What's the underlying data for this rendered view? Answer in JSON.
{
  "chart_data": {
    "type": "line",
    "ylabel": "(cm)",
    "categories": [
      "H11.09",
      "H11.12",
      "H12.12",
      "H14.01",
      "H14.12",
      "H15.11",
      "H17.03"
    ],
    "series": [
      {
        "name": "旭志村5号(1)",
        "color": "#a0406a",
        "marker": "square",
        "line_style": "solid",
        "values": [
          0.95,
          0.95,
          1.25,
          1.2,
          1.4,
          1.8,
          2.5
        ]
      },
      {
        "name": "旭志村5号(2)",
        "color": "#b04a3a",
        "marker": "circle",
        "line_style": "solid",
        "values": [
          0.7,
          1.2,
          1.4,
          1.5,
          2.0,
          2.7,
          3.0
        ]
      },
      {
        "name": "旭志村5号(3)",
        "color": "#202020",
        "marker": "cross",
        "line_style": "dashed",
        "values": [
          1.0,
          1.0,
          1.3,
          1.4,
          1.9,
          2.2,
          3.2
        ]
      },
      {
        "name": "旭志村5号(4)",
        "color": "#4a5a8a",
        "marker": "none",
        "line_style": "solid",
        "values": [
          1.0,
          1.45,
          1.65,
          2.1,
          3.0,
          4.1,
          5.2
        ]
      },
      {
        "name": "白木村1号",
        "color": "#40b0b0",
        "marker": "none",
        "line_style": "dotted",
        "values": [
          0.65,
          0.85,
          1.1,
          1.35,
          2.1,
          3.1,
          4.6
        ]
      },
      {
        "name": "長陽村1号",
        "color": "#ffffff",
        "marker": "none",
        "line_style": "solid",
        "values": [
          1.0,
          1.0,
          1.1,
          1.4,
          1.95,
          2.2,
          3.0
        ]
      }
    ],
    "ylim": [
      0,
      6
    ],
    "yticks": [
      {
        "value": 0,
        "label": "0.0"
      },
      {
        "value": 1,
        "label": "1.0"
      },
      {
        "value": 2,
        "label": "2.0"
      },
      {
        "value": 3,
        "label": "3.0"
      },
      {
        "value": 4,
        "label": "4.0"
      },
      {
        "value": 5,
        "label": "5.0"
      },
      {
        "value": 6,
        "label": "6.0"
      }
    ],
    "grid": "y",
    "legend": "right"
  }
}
——————————
**REQUIREMENT**. Exactly as shown above, return every record.

**RESPONSE TO THIS EXERCISE**.
What's the underlying data for this rendered view? Answer in JSON.
{
  "chart_data": {
    "type": "line",
    "ylabel": "(cm)",
    "categories": [
      "H11.09",
      "H11.12",
      "H12.12",
      "H14.01",
      "H14.12",
      "H15.11",
      "H17.03"
    ],
    "series": [
      {
        "name": "旭志村5号(1)",
        "color": "#a0406a",
        "marker": "square",
        "line_style": "solid",
        "values": [
          0.95,
          0.95,
          1.25,
          1.2,
          1.4,
          1.8,
          2.5
        ]
      },
      {
        "name": "旭志村5号(2)",
        "color": "#b04a3a",
        "marker": "circle",
        "line_style": "solid",
        "values": [
          0.7,
          1.2,
          1.4,
          1.5,
          2.0,
          2.7,
          3.0
        ]
      },
      {
        "name": "旭志村5号(3)",
        "color": "#202020",
        "marker": "cross",
        "line_style": "dashed",
        "values": [
          1.0,
          1.0,
          1.3,
          1.4,
          1.9,
          2.2,
          3.2
        ]
      },
      {
        "name": "旭志村5号(4)",
        "color": "#4a5a8a",
        "marker": "none",
        "line_style": "solid",
        "values": [
          1.0,
          1.45,
          1.65,
          2.1,
          3.0,
          4.1,
          5.2
        ]
      },
      {
        "name": "白木村1号",
        "color": "#40b0b0",
        "marker": "none",
        "line_style": "dotted",
        "values": [
          0.65,
          0.85,
          1.1,
          1.35,
          2.1,
          3.1,
          4.6
        ]
      },
      {
        "name": "長陽村1号",
        "color": "#ffffff",
        "marker": "none",
        "line_style": "solid",
        "values": [
          1.0,
          1.0,
          1.1,
          1.4,
          1.95,
          2.2,
          3.0
        ]
      }
    ],
    "ylim": [
      0,
      6
    ],
    "yticks": [
      {
        "value": 0,
        "label": "0.0"
      },
      {
        "value": 1,
        "label": "1.0"
      },
      {
        "value": 2,
        "label": "2.0"
      },
      {
        "value": 3,
        "label": "3.0"
      },
      {
        "value": 4,
        "label": "4.0"
      },
      {
        "value": 5,
        "label": "5.0"
      },
      {
        "value": 6,
        "label": "6.0"
      }
    ],
    "grid": "y",
    "legend": "right"
  }
}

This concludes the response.